• Problem description
Reproduce all entries precisely, down to the last character.

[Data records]
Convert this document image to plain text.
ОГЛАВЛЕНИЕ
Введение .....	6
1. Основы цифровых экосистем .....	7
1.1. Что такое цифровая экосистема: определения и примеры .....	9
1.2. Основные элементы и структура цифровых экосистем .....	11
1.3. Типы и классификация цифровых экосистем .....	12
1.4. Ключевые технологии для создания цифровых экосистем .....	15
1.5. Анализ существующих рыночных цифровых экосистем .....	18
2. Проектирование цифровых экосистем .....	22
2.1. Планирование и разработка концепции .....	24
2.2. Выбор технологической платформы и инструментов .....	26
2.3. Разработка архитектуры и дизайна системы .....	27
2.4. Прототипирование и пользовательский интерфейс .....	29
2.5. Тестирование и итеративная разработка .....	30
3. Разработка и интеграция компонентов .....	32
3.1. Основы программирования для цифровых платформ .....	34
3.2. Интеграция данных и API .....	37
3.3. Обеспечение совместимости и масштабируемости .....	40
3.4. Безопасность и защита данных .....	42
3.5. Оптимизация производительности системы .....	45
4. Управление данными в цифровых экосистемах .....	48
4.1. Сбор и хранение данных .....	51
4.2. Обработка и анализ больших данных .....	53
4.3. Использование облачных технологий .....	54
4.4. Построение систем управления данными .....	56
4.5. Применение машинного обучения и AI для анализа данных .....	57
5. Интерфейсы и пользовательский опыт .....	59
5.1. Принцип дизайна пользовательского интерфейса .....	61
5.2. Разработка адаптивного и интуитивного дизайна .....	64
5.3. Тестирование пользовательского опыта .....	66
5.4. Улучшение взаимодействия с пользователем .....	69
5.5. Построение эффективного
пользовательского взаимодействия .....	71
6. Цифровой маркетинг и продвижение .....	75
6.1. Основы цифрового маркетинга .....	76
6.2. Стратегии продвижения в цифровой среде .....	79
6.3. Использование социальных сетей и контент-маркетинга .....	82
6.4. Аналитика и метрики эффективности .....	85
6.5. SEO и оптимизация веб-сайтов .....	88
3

• Solution
Convert this document image to plain text.
ОГЛАВЛЕНИЕ
Введение .....	6
1. Основы цифровых экосистем .....	7
1.1. Что такое цифровая экосистема: определения и примеры .....	9
1.2. Основные элементы и структура цифровых экосистем .....	11
1.3. Типы и классификация цифровых экосистем .....	12
1.4. Ключевые технологии для создания цифровых экосистем .....	15
1.5. Анализ существующих рыночных цифровых экосистем .....	18
2. Проектирование цифровых экосистем .....	22
2.1. Планирование и разработка концепции .....	24
2.2. Выбор технологической платформы и инструментов .....	26
2.3. Разработка архитектуры и дизайна системы .....	27
2.4. Прототипирование и пользовательский интерфейс .....	29
2.5. Тестирование и итеративная разработка .....	30
3. Разработка и интеграция компонентов .....	32
3.1. Основы программирования для цифровых платформ .....	34
3.2. Интеграция данных и API .....	37
3.3. Обеспечение совместимости и масштабируемости .....	40
3.4. Безопасность и защита данных .....	42
3.5. Оптимизация производительности системы .....	45
4. Управление данными в цифровых экосистемах .....	48
4.1. Сбор и хранение данных .....	51
4.2. Обработка и анализ больших данных .....	53
4.3. Использование облачных технологий .....	54
4.4. Построение систем управления данными .....	56
4.5. Применение машинного обучения и AI для анализа данных .....	57
5. Интерфейсы и пользовательский опыт .....	59
5.1. Принцип дизайна пользовательского интерфейса .....	61
5.2. Разработка адаптивного и интуитивного дизайна .....	64
5.3. Тестирование пользовательского опыта .....	66
5.4. Улучшение взаимодействия с пользователем .....	69
5.5. Построение эффективного
пользовательского взаимодействия .....	71
6. Цифровой маркетинг и продвижение .....	75
6.1. Основы цифрового маркетинга .....	76
6.2. Стратегии продвижения в цифровой среде .....	79
6.3. Использование социальных сетей и контент-маркетинга .....	82
6.4. Аналитика и метрики эффективности .....	85
6.5. SEO и оптимизация веб-сайтов .....	88
3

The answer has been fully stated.